▶ _Selected text_
******************************

Many investors have become extremely bullish on gold and silver since last summer. It isn't uncommon to see, in print, price objectives of $1,500 to $4,000 cited for gold and $100 to $200 for silver.
Although I don't believe we'll see $100 silver (unless a runaway inflation causes bread to cost $10 a loaf), it's possible that gold or silver (or both) may be in a new bull market now. However, some of the reasons offered in support of the rosy futures for gold and silver are fallacious.
And if your reasons for making an investment are wrong, you can get hurt—even if the investment is generally right. With wrong reasons, you might stay in too long (as many people did in 1980 by waiting for $100 silver); you might invest more than you should (thinking the investment can't possibly lose); or you might refuse to cut your losses by getting out if the trend goes against you.
So this article examines six bullish arguments for hard money investments that I've seen or heard in the past few months. The sources aren't given because it's the content that's in question, not the speaker. In some cases, I've paraphrased the argument to condense it.
1. The Federal Reserve has given up its tight-money policy and begun reflating; so price inflation and the gold price will go to new highs.
It seems to be gospel that the Federal Reserve, afraid of a worsening recession, threw in the towel during the summer of 1982, cranked up the printing presses, flooded the country with new liquidity, and drove interest rates downward. I haven't seen one piece of evidence to support this idea. It simply is assumed that if interest rates fell, the Federal Reserve must have caused the event—as if it were impossible for interest rates to fall for any other reason.
In truth, during the months of the supposed easing, the growth rates for the M2 money supply, for bank reserves, and for the monetary base all slowed from what they had been during the first six months of 1982. It was only at the end of 1982 that monetary growth began to speed up. And that most likely was an aberration that will have been reversed by the time you read this.
The "easing" hypothesis was supported by supposed statements by Fed Chairman Paul Volcker that the Fed was abandoning its money-supply targets in favor of lower interest rates. In fact, he didn't say that.
Because of changes in the laws, banks began offering new types of accounts and services last year. This caused some bank deposits to be switched from one type of account to another. In addition, the downward trend in interest rates caused transfers out of savings accounts and money market certificates and into checking accounts.
Because of these shifts, the Fed expected the M1 money supply to be fairly volatile, while M2 (which includes almost all bank deposits) would be much more steady. So Volcker said the Fed would pretty much ignore M1 for the rest of 1982, paying more attention to M2. But he said nothing about trying to influence interest rates.
The Fed lowered the discount rate several times during 1982. But this was in response to falling interest rates, not the cause of them. It has been more than a decade since the discount rate was used as a tool to influence the economy. Had the change in the discount rate been a cause, rather than an effect, the result would have shown up in the monetary aggregates—but there was no big spurt in the monetary aggregates.
Since October 1979, the Federal Reserve has maintained a more consistent monetary policy than it had pursued at any time during the previous 20 years. The Fed might throw all that away tomorrow morning, but there's no evidence so far that it has done so already.

******************************

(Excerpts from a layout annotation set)
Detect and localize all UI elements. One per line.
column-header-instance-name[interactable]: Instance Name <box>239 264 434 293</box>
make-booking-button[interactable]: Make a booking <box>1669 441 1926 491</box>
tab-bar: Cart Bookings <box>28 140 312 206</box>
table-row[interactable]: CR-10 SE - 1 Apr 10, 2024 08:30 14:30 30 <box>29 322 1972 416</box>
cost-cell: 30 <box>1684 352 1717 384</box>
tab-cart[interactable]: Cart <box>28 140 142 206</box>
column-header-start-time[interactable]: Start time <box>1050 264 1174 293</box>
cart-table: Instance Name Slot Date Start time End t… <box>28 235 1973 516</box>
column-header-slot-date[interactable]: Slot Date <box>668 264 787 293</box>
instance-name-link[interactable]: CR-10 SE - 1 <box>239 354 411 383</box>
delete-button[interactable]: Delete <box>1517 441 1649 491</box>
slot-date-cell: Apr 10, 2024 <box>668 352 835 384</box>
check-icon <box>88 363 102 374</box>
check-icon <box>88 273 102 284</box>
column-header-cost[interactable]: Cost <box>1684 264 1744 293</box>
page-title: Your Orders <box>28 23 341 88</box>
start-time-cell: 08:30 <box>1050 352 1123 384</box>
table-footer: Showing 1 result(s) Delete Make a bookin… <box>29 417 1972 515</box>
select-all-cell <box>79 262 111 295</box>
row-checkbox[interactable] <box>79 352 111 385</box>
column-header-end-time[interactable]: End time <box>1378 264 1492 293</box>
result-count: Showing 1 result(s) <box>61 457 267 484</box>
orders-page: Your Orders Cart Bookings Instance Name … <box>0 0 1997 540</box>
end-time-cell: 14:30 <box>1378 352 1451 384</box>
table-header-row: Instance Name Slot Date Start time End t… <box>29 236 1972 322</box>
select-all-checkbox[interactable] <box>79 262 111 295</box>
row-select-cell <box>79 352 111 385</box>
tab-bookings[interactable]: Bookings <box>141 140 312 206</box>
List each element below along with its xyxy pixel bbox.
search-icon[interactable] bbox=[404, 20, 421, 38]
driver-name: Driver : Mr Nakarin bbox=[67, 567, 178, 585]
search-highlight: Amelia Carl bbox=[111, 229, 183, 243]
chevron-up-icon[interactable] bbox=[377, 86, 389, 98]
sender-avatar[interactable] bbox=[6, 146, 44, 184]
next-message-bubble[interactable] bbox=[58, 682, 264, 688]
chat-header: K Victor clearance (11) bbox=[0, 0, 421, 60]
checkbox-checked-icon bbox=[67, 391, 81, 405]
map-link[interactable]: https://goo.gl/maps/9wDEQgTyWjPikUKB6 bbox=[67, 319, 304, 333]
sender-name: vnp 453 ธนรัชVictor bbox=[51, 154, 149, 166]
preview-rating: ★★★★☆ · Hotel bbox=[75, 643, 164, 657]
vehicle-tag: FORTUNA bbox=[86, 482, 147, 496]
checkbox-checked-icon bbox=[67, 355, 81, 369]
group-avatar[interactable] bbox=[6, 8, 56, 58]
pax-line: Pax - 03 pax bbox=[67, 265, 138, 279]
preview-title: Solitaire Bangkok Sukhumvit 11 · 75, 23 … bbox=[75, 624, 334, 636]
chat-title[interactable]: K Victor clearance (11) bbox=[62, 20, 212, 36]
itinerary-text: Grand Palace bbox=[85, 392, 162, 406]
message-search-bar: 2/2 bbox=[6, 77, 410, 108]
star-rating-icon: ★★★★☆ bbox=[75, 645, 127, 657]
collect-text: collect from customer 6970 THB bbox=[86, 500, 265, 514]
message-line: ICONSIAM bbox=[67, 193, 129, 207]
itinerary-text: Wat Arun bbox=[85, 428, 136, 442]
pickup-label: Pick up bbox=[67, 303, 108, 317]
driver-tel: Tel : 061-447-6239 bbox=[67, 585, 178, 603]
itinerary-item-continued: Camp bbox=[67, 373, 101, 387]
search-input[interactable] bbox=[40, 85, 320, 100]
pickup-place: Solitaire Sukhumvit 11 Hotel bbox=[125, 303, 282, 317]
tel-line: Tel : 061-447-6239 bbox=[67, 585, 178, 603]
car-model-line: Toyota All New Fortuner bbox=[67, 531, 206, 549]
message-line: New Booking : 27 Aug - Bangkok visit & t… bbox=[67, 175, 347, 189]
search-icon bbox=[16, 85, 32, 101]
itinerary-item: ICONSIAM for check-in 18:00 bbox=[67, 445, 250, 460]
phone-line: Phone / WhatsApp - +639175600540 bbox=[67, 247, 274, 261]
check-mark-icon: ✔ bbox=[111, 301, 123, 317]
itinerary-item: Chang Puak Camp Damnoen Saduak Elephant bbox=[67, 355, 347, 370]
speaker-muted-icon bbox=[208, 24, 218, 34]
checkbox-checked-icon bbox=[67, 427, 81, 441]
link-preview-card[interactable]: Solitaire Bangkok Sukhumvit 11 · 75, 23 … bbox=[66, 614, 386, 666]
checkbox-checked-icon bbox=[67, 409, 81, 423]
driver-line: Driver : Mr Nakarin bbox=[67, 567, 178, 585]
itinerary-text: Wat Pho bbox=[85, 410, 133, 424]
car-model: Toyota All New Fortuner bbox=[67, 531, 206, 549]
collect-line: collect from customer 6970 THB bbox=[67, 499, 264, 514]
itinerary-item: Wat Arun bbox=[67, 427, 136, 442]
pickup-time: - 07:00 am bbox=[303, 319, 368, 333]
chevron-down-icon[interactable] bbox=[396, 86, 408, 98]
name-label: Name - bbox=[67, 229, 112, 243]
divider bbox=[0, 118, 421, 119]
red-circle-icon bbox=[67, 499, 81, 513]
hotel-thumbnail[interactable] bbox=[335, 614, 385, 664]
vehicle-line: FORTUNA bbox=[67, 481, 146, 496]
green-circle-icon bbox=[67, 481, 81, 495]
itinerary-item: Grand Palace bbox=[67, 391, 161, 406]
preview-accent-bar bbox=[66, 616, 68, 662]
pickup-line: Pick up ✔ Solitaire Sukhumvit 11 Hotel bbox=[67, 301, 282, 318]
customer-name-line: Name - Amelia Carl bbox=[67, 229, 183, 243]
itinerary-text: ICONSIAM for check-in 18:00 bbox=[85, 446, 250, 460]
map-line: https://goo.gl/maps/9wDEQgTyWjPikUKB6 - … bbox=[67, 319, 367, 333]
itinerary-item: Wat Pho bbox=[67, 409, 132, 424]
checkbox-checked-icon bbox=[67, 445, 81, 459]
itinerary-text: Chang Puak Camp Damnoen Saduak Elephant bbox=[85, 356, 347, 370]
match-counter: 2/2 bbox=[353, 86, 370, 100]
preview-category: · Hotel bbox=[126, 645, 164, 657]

******************************

▶ _Work to do_
• a. How many bullish arguments for hard money investments does the gold and silver article examine?
• b. Write out the passage of the gold and silver article between "In truth, during" and "you read this.", inclusive.
The rows come from a source other than the gold and silver article.

▶ _Exercise answers_
• a. Six.

• b.
In truth, during the months of the supposed easing, the growth rates for the M2 money supply, for bank reserves, and for the monetary base all slowed from what they had been during the first six months of 1982. It was only at the end of 1982 that monetary growth began to speed up. And that most likely was an aberration that will have been reversed by the time you read this.